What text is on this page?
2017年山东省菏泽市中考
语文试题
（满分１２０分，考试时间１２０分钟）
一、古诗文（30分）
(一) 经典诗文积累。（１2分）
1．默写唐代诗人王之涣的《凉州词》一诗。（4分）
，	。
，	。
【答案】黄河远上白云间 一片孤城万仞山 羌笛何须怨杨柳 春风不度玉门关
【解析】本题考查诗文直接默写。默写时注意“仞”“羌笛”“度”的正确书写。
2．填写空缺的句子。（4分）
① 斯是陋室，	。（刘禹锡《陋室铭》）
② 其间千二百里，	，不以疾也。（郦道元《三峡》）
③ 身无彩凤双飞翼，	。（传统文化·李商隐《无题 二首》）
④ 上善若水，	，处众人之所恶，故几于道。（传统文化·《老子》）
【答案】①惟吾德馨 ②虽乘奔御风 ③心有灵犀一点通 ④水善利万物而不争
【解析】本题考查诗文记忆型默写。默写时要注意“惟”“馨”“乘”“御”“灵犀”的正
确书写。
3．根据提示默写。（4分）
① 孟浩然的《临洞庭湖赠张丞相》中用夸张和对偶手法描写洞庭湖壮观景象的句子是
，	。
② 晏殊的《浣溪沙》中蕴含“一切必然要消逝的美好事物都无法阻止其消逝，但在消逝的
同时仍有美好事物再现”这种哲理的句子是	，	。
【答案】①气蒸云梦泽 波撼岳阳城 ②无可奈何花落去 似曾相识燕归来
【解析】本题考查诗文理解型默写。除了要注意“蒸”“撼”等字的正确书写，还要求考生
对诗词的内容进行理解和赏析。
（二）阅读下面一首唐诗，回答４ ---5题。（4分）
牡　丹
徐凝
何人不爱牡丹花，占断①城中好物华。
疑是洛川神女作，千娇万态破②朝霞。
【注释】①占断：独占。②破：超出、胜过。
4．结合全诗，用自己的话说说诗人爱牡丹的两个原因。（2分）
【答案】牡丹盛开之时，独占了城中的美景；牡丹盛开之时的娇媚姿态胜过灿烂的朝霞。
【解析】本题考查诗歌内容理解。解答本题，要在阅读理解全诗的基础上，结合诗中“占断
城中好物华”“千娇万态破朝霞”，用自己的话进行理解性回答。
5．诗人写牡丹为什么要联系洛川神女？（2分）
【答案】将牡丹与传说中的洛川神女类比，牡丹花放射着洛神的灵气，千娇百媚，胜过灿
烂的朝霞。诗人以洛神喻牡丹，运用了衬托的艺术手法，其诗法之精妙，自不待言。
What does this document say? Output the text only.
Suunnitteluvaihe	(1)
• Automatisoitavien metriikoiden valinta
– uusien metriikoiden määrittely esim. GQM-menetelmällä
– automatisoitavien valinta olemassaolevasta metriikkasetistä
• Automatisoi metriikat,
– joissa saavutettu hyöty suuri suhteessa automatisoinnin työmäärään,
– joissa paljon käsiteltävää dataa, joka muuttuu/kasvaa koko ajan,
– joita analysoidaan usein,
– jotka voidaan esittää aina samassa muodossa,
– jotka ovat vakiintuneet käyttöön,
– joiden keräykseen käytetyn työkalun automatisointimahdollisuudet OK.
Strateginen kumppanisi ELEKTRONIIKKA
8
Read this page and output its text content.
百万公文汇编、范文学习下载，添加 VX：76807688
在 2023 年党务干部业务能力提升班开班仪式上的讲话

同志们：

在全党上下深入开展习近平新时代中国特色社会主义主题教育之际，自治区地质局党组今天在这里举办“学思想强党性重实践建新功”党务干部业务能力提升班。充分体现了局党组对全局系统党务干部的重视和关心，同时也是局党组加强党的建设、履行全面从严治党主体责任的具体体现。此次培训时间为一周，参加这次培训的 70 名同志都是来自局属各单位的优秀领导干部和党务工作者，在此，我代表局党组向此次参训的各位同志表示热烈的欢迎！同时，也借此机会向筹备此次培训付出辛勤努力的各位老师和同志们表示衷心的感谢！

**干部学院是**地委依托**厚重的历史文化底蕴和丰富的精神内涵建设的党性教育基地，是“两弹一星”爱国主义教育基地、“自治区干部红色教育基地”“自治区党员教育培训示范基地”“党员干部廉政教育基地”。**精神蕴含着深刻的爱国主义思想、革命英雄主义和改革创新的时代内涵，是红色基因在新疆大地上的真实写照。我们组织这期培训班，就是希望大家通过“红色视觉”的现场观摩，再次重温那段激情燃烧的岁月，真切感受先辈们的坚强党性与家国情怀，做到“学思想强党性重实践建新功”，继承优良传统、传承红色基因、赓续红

══════

*TASK OBJECTIVE*
Write out every line from the records above, word for word.

*EXERCISE ANSWER*
What text is on this page?
2017年山东省菏泽市中考
语文试题
（满分１２０分，考试时间１２０分钟）
一、古诗文（30分）
(一) 经典诗文积累。（１2分）
1．默写唐代诗人王之涣的《凉州词》一诗。（4分）
，	。
，	。
【答案】黄河远上白云间 一片孤城万仞山 羌笛何须怨杨柳 春风不度玉门关
【解析】本题考查诗文直接默写。默写时注意“仞”“羌笛”“度”的正确书写。
2．填写空缺的句子。（4分）
① 斯是陋室，	。（刘禹锡《陋室铭》）
② 其间千二百里，	，不以疾也。（郦道元《三峡》）
③ 身无彩凤双飞翼，	。（传统文化·李商隐《无题 二首》）
④ 上善若水，	，处众人之所恶，故几于道。（传统文化·《老子》）
【答案】①惟吾德馨 ②虽乘奔御风 ③心有灵犀一点通 ④水善利万物而不争
【解析】本题考查诗文记忆型默写。默写时要注意“惟”“馨”“乘”“御”“灵犀”的正
确书写。
3．根据提示默写。（4分）
① 孟浩然的《临洞庭湖赠张丞相》中用夸张和对偶手法描写洞庭湖壮观景象的句子是
，	。
② 晏殊的《浣溪沙》中蕴含“一切必然要消逝的美好事物都无法阻止其消逝，但在消逝的
同时仍有美好事物再现”这种哲理的句子是	，	。
【答案】①气蒸云梦泽 波撼岳阳城 ②无可奈何花落去 似曾相识燕归来
【解析】本题考查诗文理解型默写。除了要注意“蒸”“撼”等字的正确书写，还要求考生
对诗词的内容进行理解和赏析。
（二）阅读下面一首唐诗，回答４ ---5题。（4分）
牡　丹
徐凝
何人不爱牡丹花，占断①城中好物华。
疑是洛川神女作，千娇万态破②朝霞。
【注释】①占断：独占。②破：超出、胜过。
4．结合全诗，用自己的话说说诗人爱牡丹的两个原因。（2分）
【答案】牡丹盛开之时，独占了城中的美景；牡丹盛开之时的娇媚姿态胜过灿烂的朝霞。
【解析】本题考查诗歌内容理解。解答本题，要在阅读理解全诗的基础上，结合诗中“占断
城中好物华”“千娇万态破朝霞”，用自己的话进行理解性回答。
5．诗人写牡丹为什么要联系洛川神女？（2分）
【答案】将牡丹与传说中的洛川神女类比，牡丹花放射着洛神的灵气，千娇百媚，胜过灿
烂的朝霞。诗人以洛神喻牡丹，运用了衬托的艺术手法，其诗法之精妙，自不待言。
What does this document say? Output the text only.
Suunnitteluvaihe	(1)
• Automatisoitavien metriikoiden valinta
– uusien metriikoiden määrittely esim. GQM-menetelmällä
– automatisoitavien valinta olemassaolevasta metriikkasetistä
• Automatisoi metriikat,
– joissa saavutettu hyöty suuri suhteessa automatisoinnin työmäärään,
– joissa paljon käsiteltävää dataa, joka muuttuu/kasvaa koko ajan,
– joita analysoidaan usein,
– jotka voidaan esittää aina samassa muodossa,
– jotka ovat vakiintuneet käyttöön,
– joiden keräykseen käytetyn työkalun automatisointimahdollisuudet OK.
Strateginen kumppanisi ELEKTRONIIKKA
8
Read this page and output its text content.
百万公文汇编、范文学习下载，添加 VX：76807688
在 2023 年党务干部业务能力提升班开班仪式上的讲话

同志们：

在全党上下深入开展习近平新时代中国特色社会主义主题教育之际，自治区地质局党组今天在这里举办“学思想强党性重实践建新功”党务干部业务能力提升班。充分体现了局党组对全局系统党务干部的重视和关心，同时也是局党组加强党的建设、履行全面从严治党主体责任的具体体现。此次培训时间为一周，参加这次培训的 70 名同志都是来自局属各单位的优秀领导干部和党务工作者，在此，我代表局党组向此次参训的各位同志表示热烈的欢迎！同时，也借此机会向筹备此次培训付出辛勤努力的各位老师和同志们表示衷心的感谢！

**干部学院是**地委依托**厚重的历史文化底蕴和丰富的精神内涵建设的党性教育基地，是“两弹一星”爱国主义教育基地、“自治区干部红色教育基地”“自治区党员教育培训示范基地”“党员干部廉政教育基地”。**精神蕴含着深刻的爱国主义思想、革命英雄主义和改革创新的时代内涵，是红色基因在新疆大地上的真实写照。我们组织这期培训班，就是希望大家通过“红色视觉”的现场观摩，再次重温那段激情燃烧的岁月，真切感受先辈们的坚强党性与家国情怀，做到“学思想强党性重实践建新功”，继承优良传统、传承红色基因、赓续红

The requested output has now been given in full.